((
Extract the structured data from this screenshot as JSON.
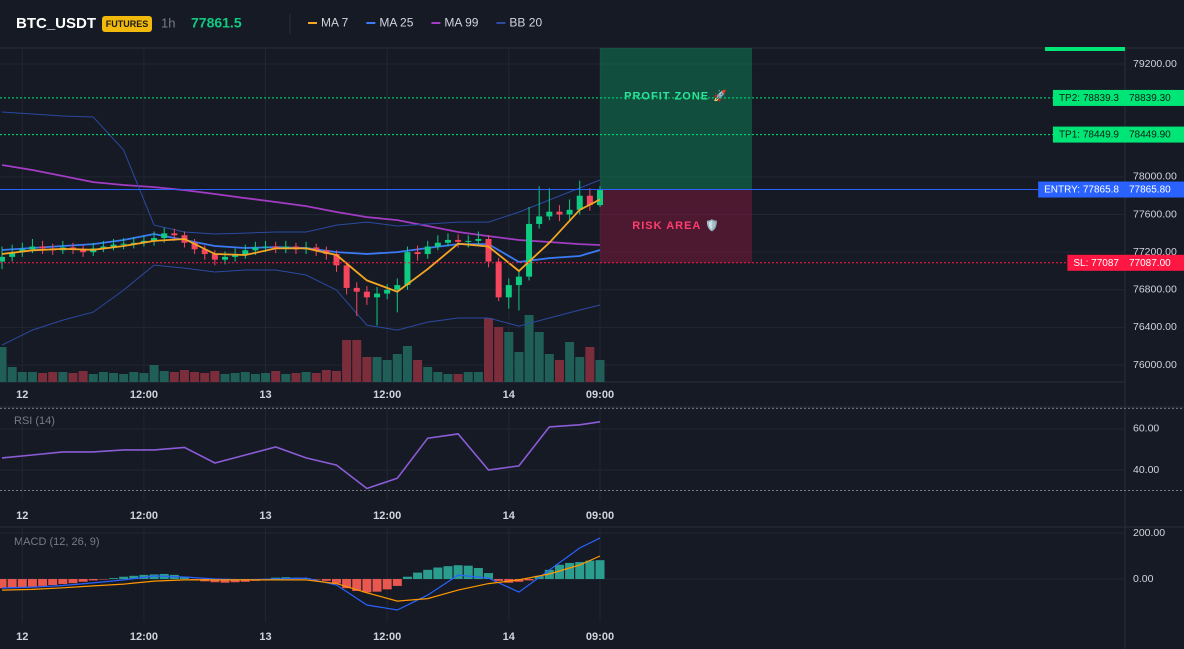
{
  "chart_data": [
    {
      "type": "candlestick",
      "title": "BTC_USDT",
      "badge": "FUTURES",
      "interval": "1h",
      "last_price": 77861.5,
      "x": [
        -2,
        -1,
        0,
        1,
        2,
        3,
        4,
        5,
        6,
        7,
        8,
        9,
        10,
        11,
        12,
        13,
        14,
        15,
        16,
        17,
        18,
        19,
        20,
        21,
        22,
        23,
        24,
        25,
        26,
        27,
        28,
        29,
        30,
        31,
        32,
        33,
        34,
        35,
        36,
        37,
        38,
        39,
        40,
        41,
        42,
        43,
        44,
        45,
        46,
        47,
        48,
        49,
        50,
        51,
        52,
        53,
        54,
        55,
        56,
        57
      ],
      "open": [
        77100,
        77150,
        77200,
        77230,
        77260,
        77240,
        77220,
        77250,
        77230,
        77200,
        77240,
        77260,
        77280,
        77290,
        77300,
        77320,
        77350,
        77400,
        77380,
        77300,
        77230,
        77180,
        77120,
        77150,
        77180,
        77220,
        77250,
        77260,
        77240,
        77260,
        77230,
        77250,
        77220,
        77180,
        77060,
        76820,
        76780,
        76720,
        76760,
        76800,
        76850,
        77200,
        77180,
        77260,
        77300,
        77330,
        77310,
        77320,
        77340,
        77100,
        76720,
        76850,
        76940,
        77500,
        77580,
        77630,
        77600,
        77650,
        77800,
        77700
      ],
      "high": [
        77260,
        77280,
        77300,
        77340,
        77320,
        77290,
        77320,
        77300,
        77270,
        77300,
        77320,
        77340,
        77350,
        77360,
        77380,
        77420,
        77460,
        77450,
        77420,
        77340,
        77270,
        77220,
        77210,
        77240,
        77280,
        77310,
        77320,
        77310,
        77320,
        77300,
        77310,
        77290,
        77260,
        77220,
        77100,
        76880,
        76840,
        76830,
        76860,
        76920,
        77260,
        77270,
        77320,
        77380,
        77400,
        77390,
        77380,
        77420,
        77380,
        77140,
        76920,
        77000,
        77680,
        77900,
        77880,
        77700,
        77760,
        77960,
        77880,
        77900
      ],
      "low": [
        77020,
        77100,
        77150,
        77190,
        77180,
        77170,
        77180,
        77180,
        77150,
        77160,
        77200,
        77220,
        77230,
        77240,
        77260,
        77270,
        77300,
        77320,
        77250,
        77180,
        77120,
        77060,
        77070,
        77100,
        77130,
        77170,
        77200,
        77190,
        77190,
        77180,
        77180,
        77160,
        77120,
        76990,
        76750,
        76520,
        76640,
        76420,
        76700,
        76560,
        76800,
        77110,
        77130,
        77220,
        77260,
        77250,
        77250,
        77270,
        77040,
        76680,
        76600,
        76580,
        76900,
        77450,
        77540,
        77530,
        77540,
        77600,
        77640,
        77680
      ],
      "close": [
        77150,
        77200,
        77230,
        77260,
        77240,
        77220,
        77250,
        77230,
        77200,
        77240,
        77260,
        77280,
        77290,
        77300,
        77320,
        77350,
        77400,
        77380,
        77300,
        77230,
        77180,
        77120,
        77150,
        77180,
        77220,
        77250,
        77260,
        77240,
        77260,
        77230,
        77250,
        77220,
        77180,
        77060,
        76820,
        76780,
        76720,
        76760,
        76800,
        76850,
        77200,
        77180,
        77260,
        77300,
        77330,
        77310,
        77320,
        77340,
        77100,
        76720,
        76850,
        76940,
        77500,
        77580,
        77630,
        77600,
        77650,
        77800,
        77700,
        77860
      ],
      "volume": [
        35,
        15,
        10,
        10,
        9,
        10,
        10,
        9,
        11,
        8,
        10,
        9,
        8,
        10,
        9,
        17,
        11,
        10,
        12,
        10,
        9,
        11,
        8,
        9,
        10,
        8,
        9,
        11,
        8,
        9,
        10,
        9,
        12,
        11,
        42,
        42,
        25,
        25,
        22,
        28,
        36,
        22,
        15,
        10,
        8,
        8,
        10,
        10,
        64,
        55,
        50,
        30,
        67,
        50,
        28,
        22,
        40,
        25,
        35,
        22
      ],
      "up_color": "#0ecb81",
      "down_color": "#f6465d",
      "volume_up_color": "#1f5f58",
      "volume_down_color": "#7c2d3b",
      "lines": [
        {
          "name": "MA 7",
          "color": "#f5a623",
          "x": [
            -2,
            1,
            4,
            7,
            10,
            13,
            16,
            19,
            22,
            25,
            28,
            31,
            34,
            37,
            40,
            43,
            46,
            49,
            52,
            55,
            57
          ],
          "values": [
            77180,
            77220,
            77235,
            77225,
            77265,
            77320,
            77340,
            77180,
            77170,
            77240,
            77240,
            77170,
            76900,
            76780,
            77020,
            77290,
            77260,
            77000,
            77300,
            77650,
            77760
          ]
        },
        {
          "name": "MA 25",
          "color": "#3b7bf6",
          "x": [
            -2,
            1,
            4,
            7,
            10,
            13,
            16,
            19,
            22,
            25,
            28,
            31,
            34,
            37,
            40,
            43,
            46,
            49,
            52,
            55,
            57
          ],
          "values": [
            77223,
            77244,
            77265,
            77286,
            77329,
            77393,
            77329,
            77265,
            77244,
            77254,
            77244,
            77201,
            77180,
            77201,
            77244,
            77286,
            77286,
            77095,
            77137,
            77159,
            77223
          ]
        },
        {
          "name": "MA 99",
          "color": "#a23cc2",
          "x": [
            -2,
            1,
            4,
            7,
            10,
            13,
            16,
            19,
            22,
            25,
            28,
            31,
            34,
            37,
            40,
            43,
            46,
            49,
            52,
            55,
            57
          ],
          "values": [
            78126,
            78073,
            78009,
            77945,
            77914,
            77892,
            77860,
            77818,
            77775,
            77733,
            77690,
            77627,
            77573,
            77541,
            77478,
            77414,
            77371,
            77329,
            77308,
            77286,
            77276
          ]
        },
        {
          "name": "BB 20",
          "color": "#2b4aa0",
          "x": [
            -2,
            1,
            4,
            7,
            10,
            13,
            16,
            19,
            22,
            25,
            28,
            31,
            34,
            37,
            40,
            43,
            46,
            49,
            52,
            55,
            57
          ],
          "values": [
            78690,
            78668,
            78647,
            78637,
            78286,
            77488,
            77414,
            77393,
            77403,
            77414,
            77414,
            77488,
            77520,
            77478,
            77499,
            77520,
            77520,
            77626,
            77754,
            77882,
            77967
          ],
          "lower": [
            76212,
            76372,
            76478,
            76563,
            76797,
            77063,
            77031,
            76989,
            77010,
            77010,
            76957,
            76797,
            76425,
            76372,
            76457,
            76500,
            76500,
            76414,
            76500,
            76585,
            76638
          ]
        }
      ],
      "levels": [
        {
          "text": "TP2: 78839.3",
          "value": 78839.3,
          "axis_label": "78839.30",
          "color": "#00e676",
          "style": "dotted"
        },
        {
          "text": "TP1: 78449.9",
          "value": 78449.9,
          "axis_label": "78449.90",
          "color": "#00e676",
          "style": "dotted"
        },
        {
          "text": "ENTRY: 77865.8",
          "value": 77865.8,
          "axis_label": "77865.80",
          "color": "#2962ff",
          "style": "solid"
        },
        {
          "text": "SL: 77087",
          "value": 77087,
          "axis_label": "77087.00",
          "color": "#ff1744",
          "style": "dotted"
        }
      ],
      "zones": [
        {
          "text": "PROFIT ZONE 🚀",
          "x": [
            57,
            72
          ],
          "y": [
            77865.8,
            79370
          ],
          "color": "#0f7a52",
          "text_color": "#2ee59d"
        },
        {
          "text": "RISK AREA 🛡️",
          "x": [
            57,
            72
          ],
          "y": [
            77087,
            77865.8
          ],
          "color": "#7a1a3a",
          "text_color": "#ff3d6e"
        }
      ],
      "xlim": [
        -2.2,
        108.8
      ],
      "ylim": [
        75820,
        79370
      ],
      "xticks": [
        {
          "value": 0,
          "label": "12"
        },
        {
          "value": 12,
          "label": "12:00"
        },
        {
          "value": 24,
          "label": "13"
        },
        {
          "value": 36,
          "label": "12:00"
        },
        {
          "value": 48,
          "label": "14"
        },
        {
          "value": 57,
          "label": "09:00"
        }
      ],
      "yticks": [
        {
          "value": 79200,
          "label": "79200.00"
        },
        {
          "value": 78000,
          "label": "78000.00"
        },
        {
          "value": 77600,
          "label": "77600.00"
        },
        {
          "value": 77200,
          "label": "77200.00"
        },
        {
          "value": 76800,
          "label": "76800.00"
        },
        {
          "value": 76400,
          "label": "76400.00"
        },
        {
          "value": 76000,
          "label": "76000.00"
        }
      ],
      "grid": true
    },
    {
      "type": "line",
      "title": "RSI (14)",
      "color": "#8a5cd6",
      "x": [
        -2,
        1,
        4,
        7,
        10,
        13,
        16,
        19,
        22,
        25,
        28,
        31,
        34,
        37,
        40,
        43,
        46,
        49,
        52,
        55,
        57
      ],
      "values": [
        45.9,
        47.3,
        48.8,
        48.8,
        49.8,
        49.8,
        51.0,
        43.4,
        47.3,
        51.2,
        45.9,
        42.4,
        31.0,
        36.0,
        55.5,
        57.6,
        40.0,
        42.0,
        61.0,
        62.0,
        63.5
      ],
      "bands": [
        70,
        30
      ],
      "xlim": [
        -2.2,
        108.8
      ],
      "ylim": [
        25.4,
        70.2
      ],
      "xticks": [
        {
          "value": 0,
          "label": "12"
        },
        {
          "value": 12,
          "label": "12:00"
        },
        {
          "value": 24,
          "label": "13"
        },
        {
          "value": 36,
          "label": "12:00"
        },
        {
          "value": 48,
          "label": "14"
        },
        {
          "value": 57,
          "label": "09:00"
        }
      ],
      "yticks": [
        {
          "value": 60,
          "label": "60.00"
        },
        {
          "value": 40,
          "label": "40.00"
        }
      ],
      "grid": true
    },
    {
      "type": "macd",
      "title": "MACD (12, 26, 9)",
      "x": [
        -2,
        -1,
        0,
        1,
        2,
        3,
        4,
        5,
        6,
        7,
        8,
        9,
        10,
        11,
        12,
        13,
        14,
        15,
        16,
        17,
        18,
        19,
        20,
        21,
        22,
        23,
        24,
        25,
        26,
        27,
        28,
        29,
        30,
        31,
        32,
        33,
        34,
        35,
        36,
        37,
        38,
        39,
        40,
        41,
        42,
        43,
        44,
        45,
        46,
        47,
        48,
        49,
        50,
        51,
        52,
        53,
        54,
        55,
        56,
        57
      ],
      "values": [
        -40,
        -38,
        -36,
        -34,
        -30,
        -26,
        -22,
        -18,
        -12,
        -6,
        -2,
        4,
        10,
        14,
        18,
        20,
        22,
        18,
        10,
        -4,
        -10,
        -14,
        -16,
        -14,
        -12,
        -8,
        -4,
        6,
        8,
        6,
        4,
        -2,
        -8,
        -20,
        -40,
        -52,
        -58,
        -55,
        -45,
        -30,
        10,
        28,
        40,
        50,
        56,
        60,
        58,
        48,
        26,
        -8,
        -16,
        -12,
        -6,
        14,
        40,
        62,
        70,
        74,
        80,
        82
      ],
      "positive_color": "#2a9d8f",
      "negative_color": "#e8584f",
      "series": [
        {
          "name": "MACD",
          "color": "#2962ff",
          "x": [
            -2,
            1,
            4,
            7,
            10,
            13,
            16,
            19,
            22,
            25,
            28,
            31,
            34,
            37,
            40,
            43,
            46,
            49,
            52,
            55,
            57
          ],
          "values": [
            -39,
            -35,
            -28,
            -17,
            -4,
            13,
            9,
            0,
            -4,
            0,
            4,
            -26,
            -113,
            -135,
            -70,
            17,
            4,
            -57,
            39,
            135,
            178
          ]
        },
        {
          "name": "Signal",
          "color": "#ff9800",
          "x": [
            -2,
            1,
            4,
            7,
            10,
            13,
            16,
            19,
            22,
            25,
            28,
            31,
            34,
            37,
            40,
            43,
            46,
            49,
            52,
            55,
            57
          ],
          "values": [
            -48,
            -45,
            -38,
            -30,
            -22,
            -9,
            -4,
            -4,
            -4,
            -4,
            -4,
            -20,
            -60,
            -96,
            -85,
            -48,
            -20,
            -4,
            22,
            61,
            100
          ]
        }
      ],
      "xlim": [
        -2.2,
        108.8
      ],
      "ylim": [
        -187,
        222
      ],
      "xticks": [
        {
          "value": 0,
          "label": "12"
        },
        {
          "value": 12,
          "label": "12:00"
        },
        {
          "value": 24,
          "label": "13"
        },
        {
          "value": 36,
          "label": "12:00"
        },
        {
          "value": 48,
          "label": "14"
        },
        {
          "value": 57,
          "label": "09:00"
        }
      ],
      "yticks": [
        {
          "value": 200,
          "label": "200.00"
        },
        {
          "value": 0,
          "label": "0.00"
        }
      ],
      "grid": true
    }
  ]
}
))
• Do this
Of the lines above, how many include the word "type"? Reply with the number alone.

• Exercise response
3